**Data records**
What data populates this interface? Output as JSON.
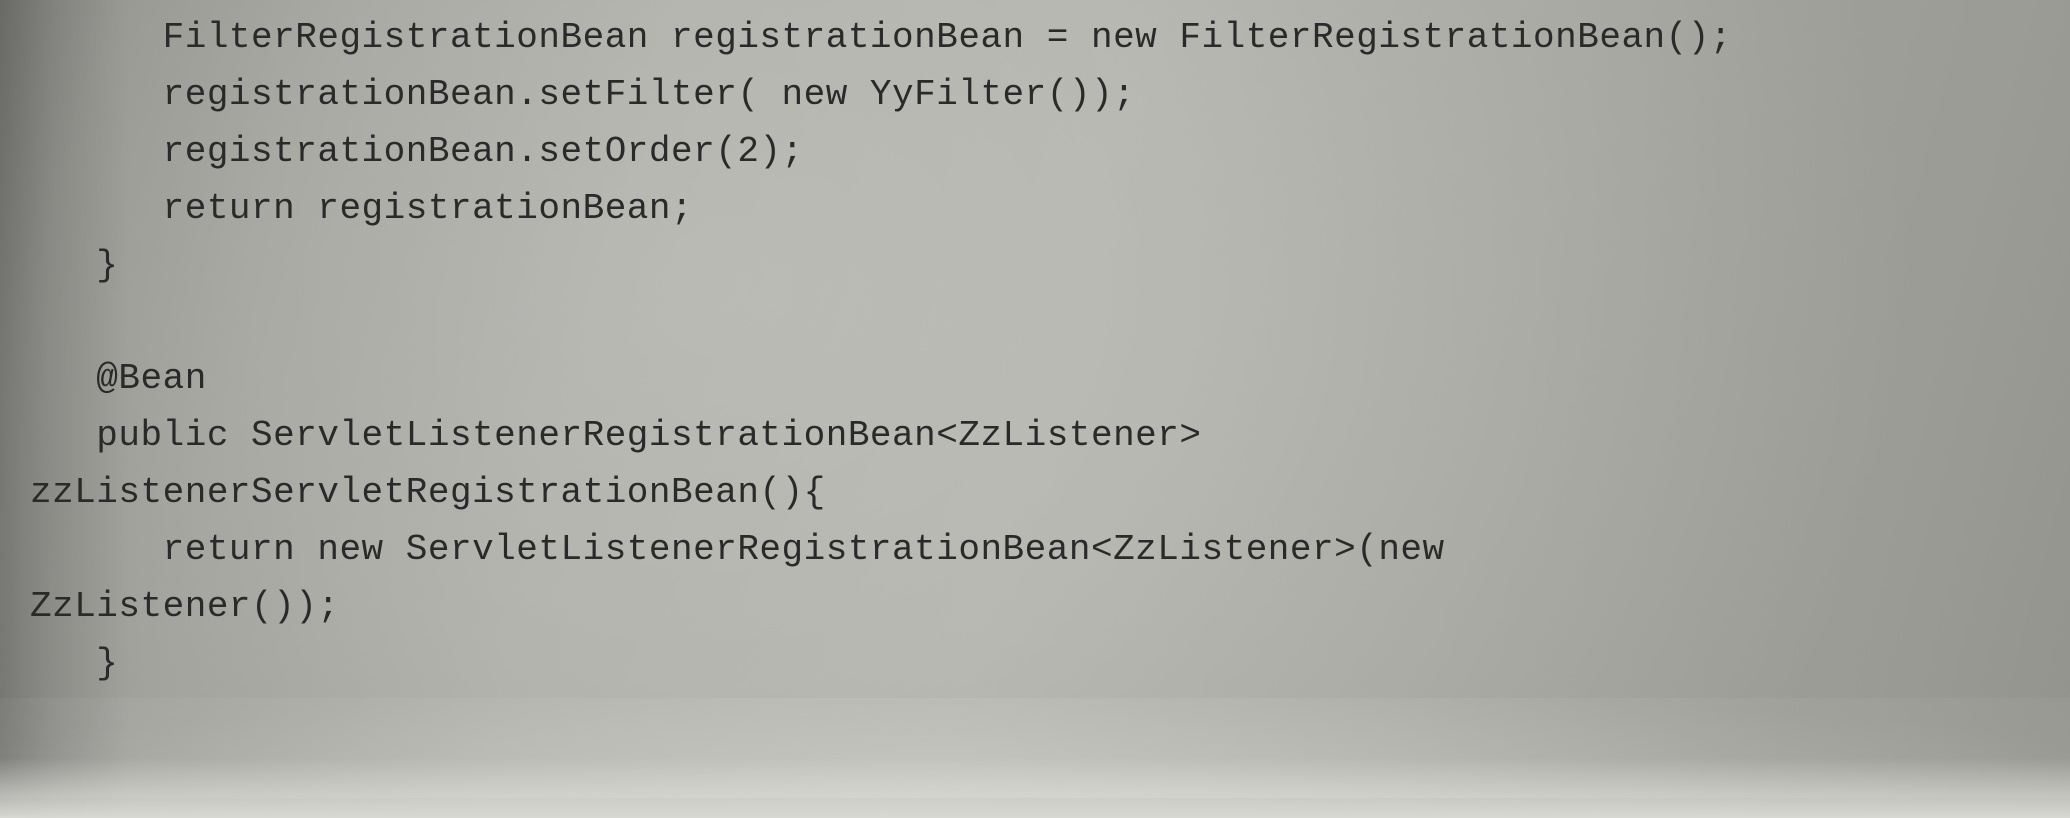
{
  "code": {
    "line1": "      FilterRegistrationBean registrationBean = new FilterRegistrationBean();",
    "line2": "      registrationBean.setFilter( new YyFilter());",
    "line3": "      registrationBean.setOrder(2);",
    "line4": "      return registrationBean;",
    "line5": "   }",
    "line6": "",
    "line7": "   @Bean",
    "line8": "   public ServletListenerRegistrationBean<ZzListener>",
    "line9": "zzListenerServletRegistrationBean(){",
    "line10": "      return new ServletListenerRegistrationBean<ZzListener>(new",
    "line11": "ZzListener());",
    "line12": "   }"
  },
  "watermark": ""
}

**WHAT YOU WILL DO**
Repeat the data exactly in full, omitting its pictures.

**EXERCISE RESULT**
What data populates this interface? Output as JSON.
{
  "code": {
    "line1": "      FilterRegistrationBean registrationBean = new FilterRegistrationBean();",
    "line2": "      registrationBean.setFilter( new YyFilter());",
    "line3": "      registrationBean.setOrder(2);",
    "line4": "      return registrationBean;",
    "line5": "   }",
    "line6": "",
    "line7": "   @Bean",
    "line8": "   public ServletListenerRegistrationBean<ZzListener>",
    "line9": "zzListenerServletRegistrationBean(){",
    "line10": "      return new ServletListenerRegistrationBean<ZzListener>(new",
    "line11": "ZzListener());",
    "line12": "   }"
  },
  "watermark": ""
}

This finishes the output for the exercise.